**Rows**

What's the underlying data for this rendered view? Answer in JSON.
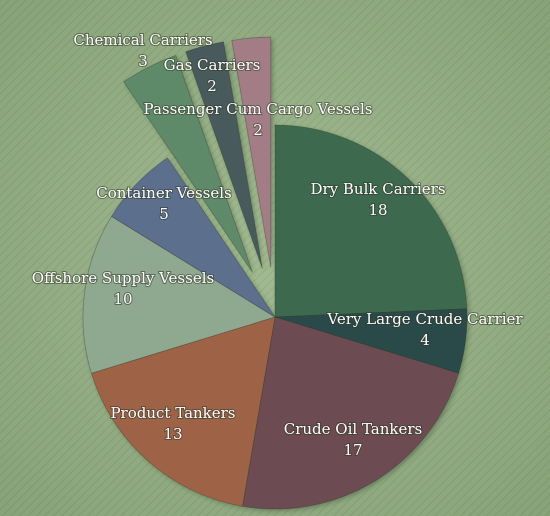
{
  "chart_data": {
    "type": "pie",
    "title": "",
    "slices": [
      {
        "label": "Dry Bulk Carriers",
        "value": 18,
        "color": "#3d6b4f"
      },
      {
        "label": "Very Large Crude Carrier",
        "value": 4,
        "color": "#2a4a49"
      },
      {
        "label": "Crude Oil Tankers",
        "value": 17,
        "color": "#6d4c53"
      },
      {
        "label": "Product Tankers",
        "value": 13,
        "color": "#9e6446"
      },
      {
        "label": "Offshore Supply Vessels",
        "value": 10,
        "color": "#8fa890"
      },
      {
        "label": "Container Vessels",
        "value": 5,
        "color": "#5c6f8e"
      },
      {
        "label": "Chemical Carriers",
        "value": 3,
        "color": "#5f8a6b"
      },
      {
        "label": "Gas Carriers",
        "value": 2,
        "color": "#4a5a5c"
      },
      {
        "label": "Passenger Cum Cargo Vessels",
        "value": 2,
        "color": "#a27d86"
      }
    ],
    "background_color": "#94ad84",
    "exploded_slices": [
      "Chemical Carriers",
      "Gas Carriers",
      "Passenger Cum Cargo Vessels"
    ]
  }
}
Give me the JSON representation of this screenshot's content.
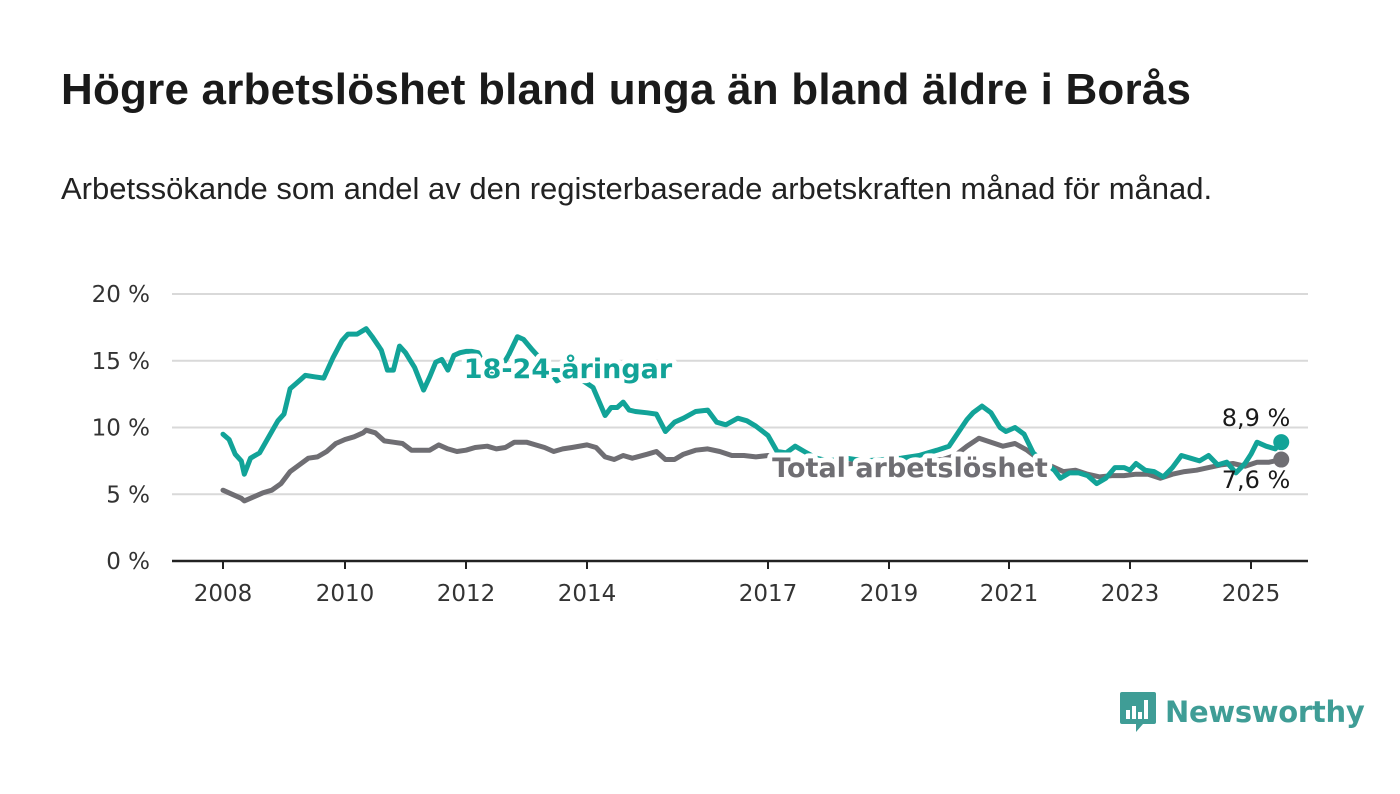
{
  "title": "Högre arbetslöshet bland unga än bland äldre i Borås",
  "subtitle": "Arbetssökande som andel av den registerbaserade arbetskraften månad för månad.",
  "brand": {
    "name": "Newsworthy",
    "color": "#3f9d96",
    "icon": "newsworthy-chart-icon"
  },
  "colors": {
    "youth": "#12a398",
    "total": "#6f6e73",
    "grid": "#d9d9d9",
    "axis": "#222222"
  },
  "chart_data": {
    "type": "line",
    "ylim": [
      0,
      20
    ],
    "xlim": [
      2008,
      2025.3
    ],
    "y_ticks": [
      0,
      5,
      10,
      15,
      20
    ],
    "y_tick_labels": [
      "0 %",
      "5 %",
      "10 %",
      "15 %",
      "20 %"
    ],
    "x_ticks": [
      2008,
      2010,
      2012,
      2014,
      2017,
      2019,
      2021,
      2023,
      2025
    ],
    "x_tick_labels": [
      "2008",
      "2010",
      "2012",
      "2014",
      "2017",
      "2019",
      "2021",
      "2023",
      "2025"
    ],
    "grid": true,
    "series": [
      {
        "name": "18-24-åringar",
        "color": "#12a398",
        "end_label": "8,9 %",
        "points": [
          [
            2008.0,
            9.5
          ],
          [
            2008.1,
            9.1
          ],
          [
            2008.2,
            8.0
          ],
          [
            2008.3,
            7.5
          ],
          [
            2008.35,
            6.5
          ],
          [
            2008.45,
            7.7
          ],
          [
            2008.6,
            8.1
          ],
          [
            2008.75,
            9.3
          ],
          [
            2008.9,
            10.5
          ],
          [
            2009.0,
            11.0
          ],
          [
            2009.1,
            12.9
          ],
          [
            2009.25,
            13.5
          ],
          [
            2009.35,
            13.9
          ],
          [
            2009.5,
            13.8
          ],
          [
            2009.65,
            13.7
          ],
          [
            2009.8,
            15.2
          ],
          [
            2009.95,
            16.5
          ],
          [
            2010.05,
            17.0
          ],
          [
            2010.2,
            17.0
          ],
          [
            2010.35,
            17.4
          ],
          [
            2010.45,
            16.8
          ],
          [
            2010.6,
            15.8
          ],
          [
            2010.7,
            14.3
          ],
          [
            2010.8,
            14.3
          ],
          [
            2010.9,
            16.1
          ],
          [
            2011.0,
            15.6
          ],
          [
            2011.15,
            14.5
          ],
          [
            2011.3,
            12.8
          ],
          [
            2011.4,
            13.8
          ],
          [
            2011.5,
            14.9
          ],
          [
            2011.6,
            15.1
          ],
          [
            2011.7,
            14.3
          ],
          [
            2011.8,
            15.4
          ],
          [
            2011.9,
            15.6
          ],
          [
            2012.0,
            15.7
          ],
          [
            2012.1,
            15.7
          ],
          [
            2012.2,
            15.6
          ],
          [
            2012.35,
            14.1
          ],
          [
            2012.5,
            13.9
          ],
          [
            2012.7,
            15.4
          ],
          [
            2012.85,
            16.8
          ],
          [
            2012.95,
            16.6
          ],
          [
            2013.1,
            15.8
          ],
          [
            2013.3,
            14.8
          ],
          [
            2013.5,
            13.5
          ],
          [
            2013.7,
            13.9
          ],
          [
            2013.9,
            13.6
          ],
          [
            2014.1,
            13.0
          ],
          [
            2014.3,
            10.9
          ],
          [
            2014.4,
            11.5
          ],
          [
            2014.5,
            11.5
          ],
          [
            2014.6,
            11.9
          ],
          [
            2014.7,
            11.3
          ],
          [
            2014.8,
            11.2
          ],
          [
            2015.0,
            11.1
          ],
          [
            2015.15,
            11.0
          ],
          [
            2015.3,
            9.7
          ],
          [
            2015.45,
            10.4
          ],
          [
            2015.6,
            10.7
          ],
          [
            2015.8,
            11.2
          ],
          [
            2016.0,
            11.3
          ],
          [
            2016.15,
            10.4
          ],
          [
            2016.3,
            10.2
          ],
          [
            2016.5,
            10.7
          ],
          [
            2016.65,
            10.5
          ],
          [
            2016.8,
            10.1
          ],
          [
            2017.0,
            9.4
          ],
          [
            2017.15,
            8.2
          ],
          [
            2017.3,
            8.1
          ],
          [
            2017.45,
            8.6
          ],
          [
            2017.6,
            8.2
          ],
          [
            2017.8,
            7.7
          ],
          [
            2018.0,
            7.5
          ],
          [
            2018.3,
            7.7
          ],
          [
            2018.6,
            7.5
          ],
          [
            2018.9,
            7.6
          ],
          [
            2019.2,
            7.7
          ],
          [
            2019.5,
            7.9
          ],
          [
            2019.8,
            8.3
          ],
          [
            2020.0,
            8.6
          ],
          [
            2020.15,
            9.6
          ],
          [
            2020.3,
            10.6
          ],
          [
            2020.4,
            11.1
          ],
          [
            2020.55,
            11.6
          ],
          [
            2020.7,
            11.1
          ],
          [
            2020.85,
            10.0
          ],
          [
            2020.95,
            9.7
          ],
          [
            2021.1,
            10.0
          ],
          [
            2021.25,
            9.5
          ],
          [
            2021.4,
            8.1
          ],
          [
            2021.6,
            7.3
          ],
          [
            2021.75,
            6.8
          ],
          [
            2021.85,
            6.2
          ],
          [
            2022.0,
            6.6
          ],
          [
            2022.15,
            6.6
          ],
          [
            2022.3,
            6.4
          ],
          [
            2022.45,
            5.8
          ],
          [
            2022.6,
            6.2
          ],
          [
            2022.75,
            7.0
          ],
          [
            2022.9,
            7.0
          ],
          [
            2023.0,
            6.8
          ],
          [
            2023.1,
            7.3
          ],
          [
            2023.25,
            6.8
          ],
          [
            2023.4,
            6.7
          ],
          [
            2023.55,
            6.3
          ],
          [
            2023.7,
            7.0
          ],
          [
            2023.85,
            7.9
          ],
          [
            2024.0,
            7.7
          ],
          [
            2024.15,
            7.5
          ],
          [
            2024.3,
            7.9
          ],
          [
            2024.45,
            7.2
          ],
          [
            2024.6,
            7.4
          ],
          [
            2024.75,
            6.6
          ],
          [
            2024.9,
            7.3
          ],
          [
            2025.0,
            8.0
          ],
          [
            2025.1,
            8.9
          ],
          [
            2025.25,
            8.6
          ],
          [
            2025.4,
            8.4
          ],
          [
            2025.5,
            8.9
          ]
        ]
      },
      {
        "name": "Total arbetslöshet",
        "color": "#6f6e73",
        "end_label": "7,6 %",
        "points": [
          [
            2008.0,
            5.3
          ],
          [
            2008.15,
            5.0
          ],
          [
            2008.3,
            4.7
          ],
          [
            2008.35,
            4.5
          ],
          [
            2008.5,
            4.8
          ],
          [
            2008.65,
            5.1
          ],
          [
            2008.8,
            5.3
          ],
          [
            2008.95,
            5.8
          ],
          [
            2009.1,
            6.7
          ],
          [
            2009.25,
            7.2
          ],
          [
            2009.4,
            7.7
          ],
          [
            2009.55,
            7.8
          ],
          [
            2009.7,
            8.2
          ],
          [
            2009.85,
            8.8
          ],
          [
            2010.0,
            9.1
          ],
          [
            2010.15,
            9.3
          ],
          [
            2010.3,
            9.6
          ],
          [
            2010.35,
            9.8
          ],
          [
            2010.5,
            9.6
          ],
          [
            2010.65,
            9.0
          ],
          [
            2010.8,
            8.9
          ],
          [
            2010.95,
            8.8
          ],
          [
            2011.1,
            8.3
          ],
          [
            2011.25,
            8.3
          ],
          [
            2011.4,
            8.3
          ],
          [
            2011.55,
            8.7
          ],
          [
            2011.7,
            8.4
          ],
          [
            2011.85,
            8.2
          ],
          [
            2012.0,
            8.3
          ],
          [
            2012.15,
            8.5
          ],
          [
            2012.35,
            8.6
          ],
          [
            2012.5,
            8.4
          ],
          [
            2012.65,
            8.5
          ],
          [
            2012.8,
            8.9
          ],
          [
            2013.0,
            8.9
          ],
          [
            2013.15,
            8.7
          ],
          [
            2013.3,
            8.5
          ],
          [
            2013.45,
            8.2
          ],
          [
            2013.6,
            8.4
          ],
          [
            2013.75,
            8.5
          ],
          [
            2014.0,
            8.7
          ],
          [
            2014.15,
            8.5
          ],
          [
            2014.3,
            7.8
          ],
          [
            2014.45,
            7.6
          ],
          [
            2014.6,
            7.9
          ],
          [
            2014.75,
            7.7
          ],
          [
            2015.0,
            8.0
          ],
          [
            2015.15,
            8.2
          ],
          [
            2015.3,
            7.6
          ],
          [
            2015.45,
            7.6
          ],
          [
            2015.6,
            8.0
          ],
          [
            2015.8,
            8.3
          ],
          [
            2016.0,
            8.4
          ],
          [
            2016.2,
            8.2
          ],
          [
            2016.4,
            7.9
          ],
          [
            2016.6,
            7.9
          ],
          [
            2016.8,
            7.8
          ],
          [
            2017.0,
            7.9
          ],
          [
            2017.2,
            7.6
          ],
          [
            2017.5,
            7.5
          ],
          [
            2017.8,
            7.4
          ],
          [
            2018.1,
            7.2
          ],
          [
            2018.4,
            7.3
          ],
          [
            2018.7,
            7.3
          ],
          [
            2019.0,
            7.4
          ],
          [
            2019.3,
            7.4
          ],
          [
            2019.6,
            7.5
          ],
          [
            2019.9,
            7.6
          ],
          [
            2020.1,
            7.9
          ],
          [
            2020.3,
            8.6
          ],
          [
            2020.5,
            9.2
          ],
          [
            2020.7,
            8.9
          ],
          [
            2020.9,
            8.6
          ],
          [
            2021.1,
            8.8
          ],
          [
            2021.3,
            8.3
          ],
          [
            2021.5,
            7.6
          ],
          [
            2021.7,
            7.1
          ],
          [
            2021.9,
            6.7
          ],
          [
            2022.1,
            6.8
          ],
          [
            2022.3,
            6.5
          ],
          [
            2022.5,
            6.3
          ],
          [
            2022.7,
            6.4
          ],
          [
            2022.9,
            6.4
          ],
          [
            2023.1,
            6.5
          ],
          [
            2023.3,
            6.5
          ],
          [
            2023.5,
            6.2
          ],
          [
            2023.7,
            6.5
          ],
          [
            2023.9,
            6.7
          ],
          [
            2024.1,
            6.8
          ],
          [
            2024.3,
            7.0
          ],
          [
            2024.5,
            7.2
          ],
          [
            2024.7,
            7.3
          ],
          [
            2024.9,
            7.1
          ],
          [
            2025.1,
            7.4
          ],
          [
            2025.3,
            7.4
          ],
          [
            2025.5,
            7.6
          ]
        ]
      }
    ]
  }
}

**Direction**
Return every line containing "Carriers".

**Response for this exercise**
        "label": "Dry Bulk Carriers",
        "label": "Chemical Carriers",
        "label": "Gas Carriers",
      "Chemical Carriers",
      "Gas Carriers",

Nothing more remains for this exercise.